• The problem
Keep only the lines of the data below that contain "Suodattimet", and copy them.

[BEGIN Data provided]

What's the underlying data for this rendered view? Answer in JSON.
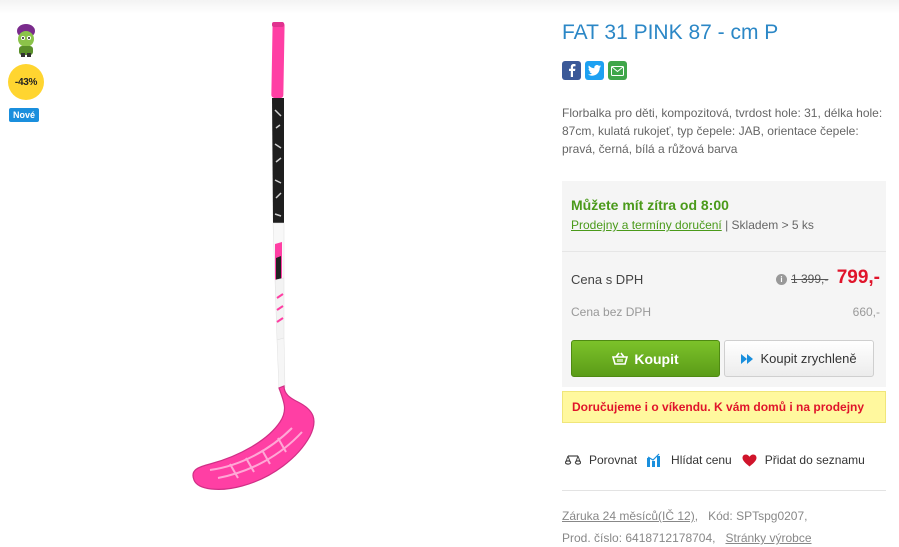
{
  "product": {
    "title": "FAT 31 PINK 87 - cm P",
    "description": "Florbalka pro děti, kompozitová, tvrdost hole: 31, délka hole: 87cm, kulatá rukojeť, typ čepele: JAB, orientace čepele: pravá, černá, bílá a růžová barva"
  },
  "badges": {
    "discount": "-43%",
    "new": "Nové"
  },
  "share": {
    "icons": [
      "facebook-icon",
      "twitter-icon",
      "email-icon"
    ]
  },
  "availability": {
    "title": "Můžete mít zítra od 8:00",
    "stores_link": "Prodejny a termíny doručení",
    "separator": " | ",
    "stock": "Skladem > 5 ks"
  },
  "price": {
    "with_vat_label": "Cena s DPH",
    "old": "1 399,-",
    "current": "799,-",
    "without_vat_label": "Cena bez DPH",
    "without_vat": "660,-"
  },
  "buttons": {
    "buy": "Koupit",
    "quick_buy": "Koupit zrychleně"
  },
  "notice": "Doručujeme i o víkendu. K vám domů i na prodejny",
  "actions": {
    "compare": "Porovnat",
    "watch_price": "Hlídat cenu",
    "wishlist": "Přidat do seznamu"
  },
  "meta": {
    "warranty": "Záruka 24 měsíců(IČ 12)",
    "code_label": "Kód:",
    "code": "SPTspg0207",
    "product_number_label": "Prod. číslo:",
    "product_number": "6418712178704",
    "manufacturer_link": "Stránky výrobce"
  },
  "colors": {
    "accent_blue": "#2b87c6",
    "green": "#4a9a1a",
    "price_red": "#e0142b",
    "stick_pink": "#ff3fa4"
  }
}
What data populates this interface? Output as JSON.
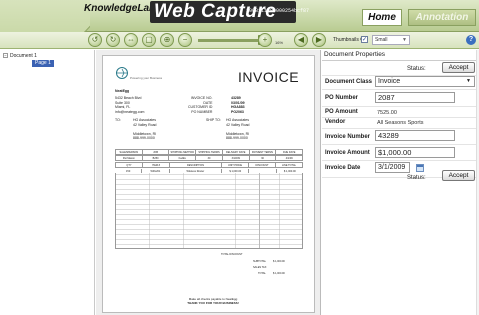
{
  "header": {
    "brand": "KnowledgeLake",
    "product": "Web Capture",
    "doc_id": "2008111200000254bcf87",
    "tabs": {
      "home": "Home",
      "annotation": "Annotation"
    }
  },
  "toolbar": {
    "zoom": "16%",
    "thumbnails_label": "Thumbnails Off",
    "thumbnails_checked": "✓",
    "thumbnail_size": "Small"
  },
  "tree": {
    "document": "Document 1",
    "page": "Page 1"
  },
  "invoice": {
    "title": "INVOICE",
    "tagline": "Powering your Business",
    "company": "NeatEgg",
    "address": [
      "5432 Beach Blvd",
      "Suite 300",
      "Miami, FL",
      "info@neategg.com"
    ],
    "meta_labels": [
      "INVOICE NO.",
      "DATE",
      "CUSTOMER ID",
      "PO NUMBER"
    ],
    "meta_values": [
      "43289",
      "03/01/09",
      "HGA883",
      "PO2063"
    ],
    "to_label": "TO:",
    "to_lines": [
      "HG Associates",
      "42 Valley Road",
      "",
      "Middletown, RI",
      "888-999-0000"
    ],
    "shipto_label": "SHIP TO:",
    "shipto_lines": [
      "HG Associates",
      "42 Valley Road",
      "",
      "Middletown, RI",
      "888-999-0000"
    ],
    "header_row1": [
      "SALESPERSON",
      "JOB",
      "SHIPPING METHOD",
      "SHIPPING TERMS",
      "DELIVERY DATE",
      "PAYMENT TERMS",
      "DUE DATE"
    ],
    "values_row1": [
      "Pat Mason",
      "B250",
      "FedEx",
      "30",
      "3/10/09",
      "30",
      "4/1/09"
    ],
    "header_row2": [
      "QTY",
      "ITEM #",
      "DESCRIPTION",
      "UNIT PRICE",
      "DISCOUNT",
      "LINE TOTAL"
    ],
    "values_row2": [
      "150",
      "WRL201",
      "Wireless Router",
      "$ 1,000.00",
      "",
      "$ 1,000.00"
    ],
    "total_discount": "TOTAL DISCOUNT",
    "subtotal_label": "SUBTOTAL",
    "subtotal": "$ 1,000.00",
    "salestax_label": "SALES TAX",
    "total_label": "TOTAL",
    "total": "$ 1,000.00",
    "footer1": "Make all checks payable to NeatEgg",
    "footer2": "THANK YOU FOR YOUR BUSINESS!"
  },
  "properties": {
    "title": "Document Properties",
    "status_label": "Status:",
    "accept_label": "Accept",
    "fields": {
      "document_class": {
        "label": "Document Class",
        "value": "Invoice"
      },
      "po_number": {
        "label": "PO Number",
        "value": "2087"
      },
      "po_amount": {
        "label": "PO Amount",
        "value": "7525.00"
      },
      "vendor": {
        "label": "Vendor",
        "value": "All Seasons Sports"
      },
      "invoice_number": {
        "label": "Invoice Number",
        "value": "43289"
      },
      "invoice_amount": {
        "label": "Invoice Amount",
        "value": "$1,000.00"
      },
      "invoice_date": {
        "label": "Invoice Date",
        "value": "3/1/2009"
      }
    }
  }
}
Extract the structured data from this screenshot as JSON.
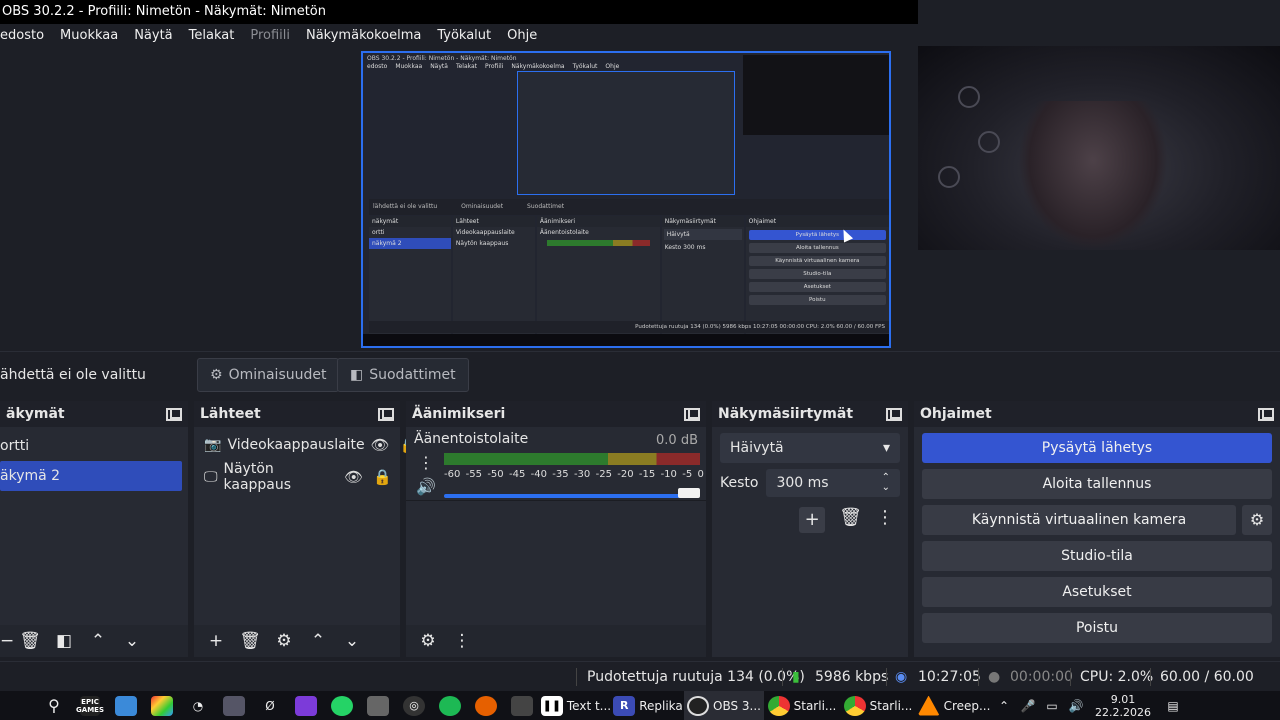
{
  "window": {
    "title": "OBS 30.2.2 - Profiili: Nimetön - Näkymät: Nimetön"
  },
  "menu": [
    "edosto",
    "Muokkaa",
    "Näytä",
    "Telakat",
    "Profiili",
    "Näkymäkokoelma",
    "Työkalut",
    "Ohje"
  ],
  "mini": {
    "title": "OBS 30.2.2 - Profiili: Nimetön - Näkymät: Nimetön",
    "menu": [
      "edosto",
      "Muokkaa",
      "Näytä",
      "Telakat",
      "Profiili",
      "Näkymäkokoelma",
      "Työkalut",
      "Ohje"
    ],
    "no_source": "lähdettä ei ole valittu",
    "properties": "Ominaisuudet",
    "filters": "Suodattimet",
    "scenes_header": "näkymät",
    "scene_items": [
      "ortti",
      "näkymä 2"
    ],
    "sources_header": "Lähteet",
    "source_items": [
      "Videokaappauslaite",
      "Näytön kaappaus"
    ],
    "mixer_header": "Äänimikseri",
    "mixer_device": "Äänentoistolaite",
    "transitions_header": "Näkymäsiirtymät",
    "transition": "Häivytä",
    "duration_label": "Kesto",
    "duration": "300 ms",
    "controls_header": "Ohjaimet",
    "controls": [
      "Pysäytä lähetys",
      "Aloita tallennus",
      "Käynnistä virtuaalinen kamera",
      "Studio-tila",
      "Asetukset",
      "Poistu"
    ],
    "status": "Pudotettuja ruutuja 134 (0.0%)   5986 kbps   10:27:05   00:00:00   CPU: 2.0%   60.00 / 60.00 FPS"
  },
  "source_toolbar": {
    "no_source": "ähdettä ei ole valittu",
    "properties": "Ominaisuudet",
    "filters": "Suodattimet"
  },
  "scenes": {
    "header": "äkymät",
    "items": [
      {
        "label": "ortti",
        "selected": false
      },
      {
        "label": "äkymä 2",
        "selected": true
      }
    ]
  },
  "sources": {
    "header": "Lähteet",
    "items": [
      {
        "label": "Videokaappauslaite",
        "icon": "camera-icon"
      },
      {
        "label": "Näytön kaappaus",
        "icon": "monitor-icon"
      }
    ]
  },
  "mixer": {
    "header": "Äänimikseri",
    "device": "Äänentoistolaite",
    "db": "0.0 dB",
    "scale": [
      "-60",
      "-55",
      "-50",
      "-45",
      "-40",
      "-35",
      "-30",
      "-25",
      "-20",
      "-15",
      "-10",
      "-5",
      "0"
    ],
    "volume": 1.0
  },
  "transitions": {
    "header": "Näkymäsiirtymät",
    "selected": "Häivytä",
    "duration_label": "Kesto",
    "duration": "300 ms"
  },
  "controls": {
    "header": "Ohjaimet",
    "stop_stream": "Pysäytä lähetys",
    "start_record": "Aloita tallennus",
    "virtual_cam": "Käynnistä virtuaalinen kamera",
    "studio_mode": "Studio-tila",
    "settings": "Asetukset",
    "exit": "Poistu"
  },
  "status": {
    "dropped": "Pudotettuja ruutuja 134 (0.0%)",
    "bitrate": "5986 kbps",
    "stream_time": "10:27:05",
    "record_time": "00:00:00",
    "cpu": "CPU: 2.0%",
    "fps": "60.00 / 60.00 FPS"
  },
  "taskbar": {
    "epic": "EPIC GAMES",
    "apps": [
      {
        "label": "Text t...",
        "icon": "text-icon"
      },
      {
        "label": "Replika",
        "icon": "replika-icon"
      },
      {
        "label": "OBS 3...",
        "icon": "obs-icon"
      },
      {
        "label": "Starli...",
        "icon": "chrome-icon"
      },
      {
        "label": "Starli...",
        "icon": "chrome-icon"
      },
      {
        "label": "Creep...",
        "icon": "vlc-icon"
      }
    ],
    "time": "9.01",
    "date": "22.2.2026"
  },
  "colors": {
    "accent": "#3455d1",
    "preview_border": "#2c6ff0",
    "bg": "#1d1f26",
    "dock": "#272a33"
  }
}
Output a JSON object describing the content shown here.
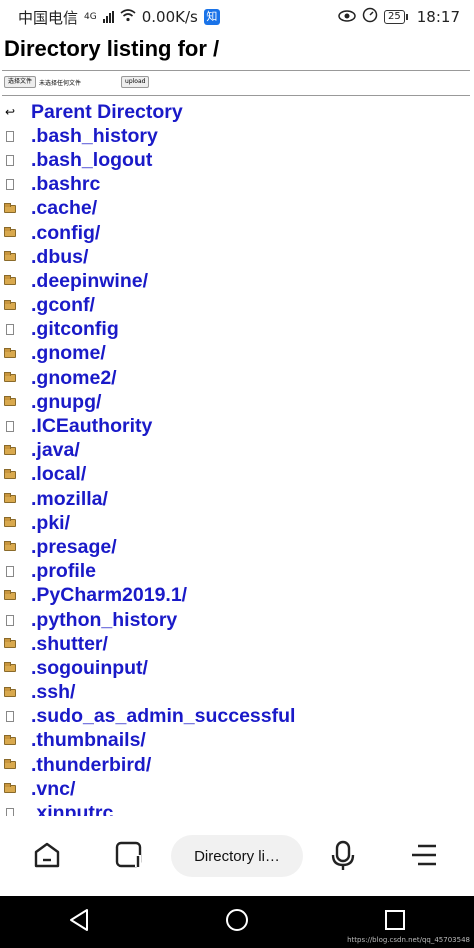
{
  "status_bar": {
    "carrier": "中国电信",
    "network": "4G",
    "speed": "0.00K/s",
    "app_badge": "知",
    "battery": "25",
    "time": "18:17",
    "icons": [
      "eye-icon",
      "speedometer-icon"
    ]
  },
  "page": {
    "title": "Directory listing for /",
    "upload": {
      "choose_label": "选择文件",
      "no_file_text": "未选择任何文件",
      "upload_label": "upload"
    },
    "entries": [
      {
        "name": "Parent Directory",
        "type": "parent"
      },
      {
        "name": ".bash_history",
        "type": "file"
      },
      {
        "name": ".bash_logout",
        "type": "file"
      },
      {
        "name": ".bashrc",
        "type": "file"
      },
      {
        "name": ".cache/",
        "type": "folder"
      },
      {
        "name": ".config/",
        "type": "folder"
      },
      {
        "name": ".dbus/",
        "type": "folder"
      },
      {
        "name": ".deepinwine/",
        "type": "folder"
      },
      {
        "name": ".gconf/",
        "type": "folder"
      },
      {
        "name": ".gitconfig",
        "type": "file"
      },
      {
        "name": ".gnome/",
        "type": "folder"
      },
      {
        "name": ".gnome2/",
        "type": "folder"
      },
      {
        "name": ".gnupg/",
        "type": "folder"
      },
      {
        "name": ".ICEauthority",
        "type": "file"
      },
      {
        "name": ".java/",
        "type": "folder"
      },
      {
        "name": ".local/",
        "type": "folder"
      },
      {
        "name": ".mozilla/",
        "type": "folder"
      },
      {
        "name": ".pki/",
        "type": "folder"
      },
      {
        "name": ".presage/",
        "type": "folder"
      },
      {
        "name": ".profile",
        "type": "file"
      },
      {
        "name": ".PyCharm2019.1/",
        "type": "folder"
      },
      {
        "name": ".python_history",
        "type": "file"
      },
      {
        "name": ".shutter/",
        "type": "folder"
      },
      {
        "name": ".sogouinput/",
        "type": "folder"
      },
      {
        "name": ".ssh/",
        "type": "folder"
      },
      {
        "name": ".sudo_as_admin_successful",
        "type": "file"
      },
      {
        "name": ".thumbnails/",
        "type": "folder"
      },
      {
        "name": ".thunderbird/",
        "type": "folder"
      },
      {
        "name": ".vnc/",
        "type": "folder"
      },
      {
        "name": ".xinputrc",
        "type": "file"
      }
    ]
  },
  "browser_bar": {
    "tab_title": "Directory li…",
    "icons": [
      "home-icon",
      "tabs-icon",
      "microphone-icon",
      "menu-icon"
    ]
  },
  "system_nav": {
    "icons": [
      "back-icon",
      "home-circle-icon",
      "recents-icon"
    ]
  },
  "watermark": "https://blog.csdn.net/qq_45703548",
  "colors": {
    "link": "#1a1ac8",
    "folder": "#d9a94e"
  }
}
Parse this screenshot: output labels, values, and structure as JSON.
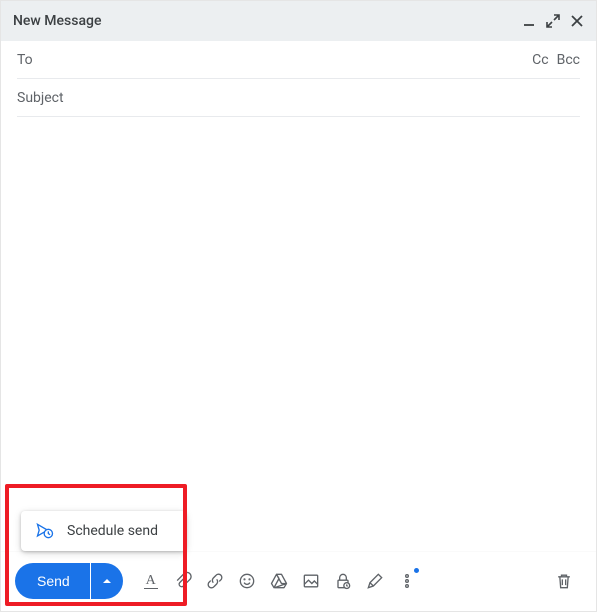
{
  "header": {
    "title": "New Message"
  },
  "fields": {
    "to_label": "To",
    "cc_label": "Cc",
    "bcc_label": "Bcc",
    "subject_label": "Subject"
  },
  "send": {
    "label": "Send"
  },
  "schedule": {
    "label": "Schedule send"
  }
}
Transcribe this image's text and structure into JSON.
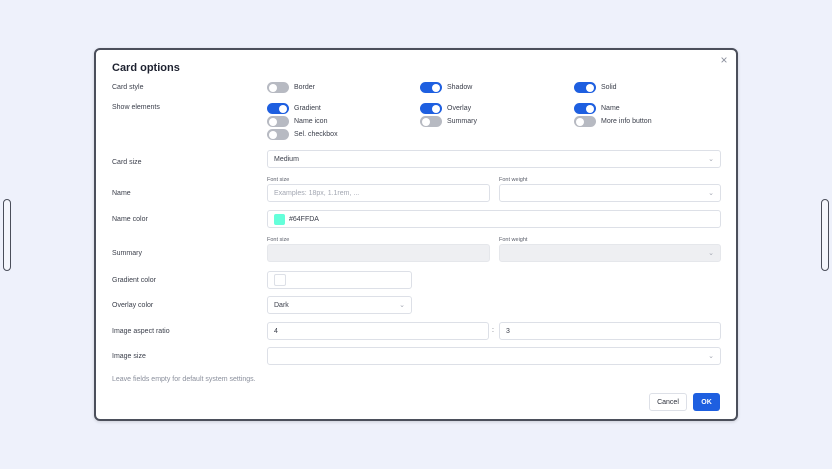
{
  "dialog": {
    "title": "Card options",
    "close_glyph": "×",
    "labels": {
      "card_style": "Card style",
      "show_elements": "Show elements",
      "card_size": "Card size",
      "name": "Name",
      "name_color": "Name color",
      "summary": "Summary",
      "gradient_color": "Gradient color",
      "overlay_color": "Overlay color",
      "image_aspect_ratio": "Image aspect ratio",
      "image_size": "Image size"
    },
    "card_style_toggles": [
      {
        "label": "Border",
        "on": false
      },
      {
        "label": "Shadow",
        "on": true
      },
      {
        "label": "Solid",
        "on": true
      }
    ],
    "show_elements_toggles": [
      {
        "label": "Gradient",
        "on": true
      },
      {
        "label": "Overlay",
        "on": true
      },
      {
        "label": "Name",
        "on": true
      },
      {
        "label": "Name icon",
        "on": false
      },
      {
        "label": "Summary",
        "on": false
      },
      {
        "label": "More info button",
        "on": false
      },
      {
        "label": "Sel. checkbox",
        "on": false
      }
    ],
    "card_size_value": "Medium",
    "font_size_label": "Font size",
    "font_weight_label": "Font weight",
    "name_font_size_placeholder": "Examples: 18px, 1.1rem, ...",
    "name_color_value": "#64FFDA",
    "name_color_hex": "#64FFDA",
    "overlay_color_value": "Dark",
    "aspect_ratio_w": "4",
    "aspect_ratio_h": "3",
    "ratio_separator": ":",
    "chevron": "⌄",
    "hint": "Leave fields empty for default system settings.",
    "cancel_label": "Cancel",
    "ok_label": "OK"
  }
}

[END Data provided]

• Response
    "filters": "Suodattimet",
    "filters": "Suodattimet"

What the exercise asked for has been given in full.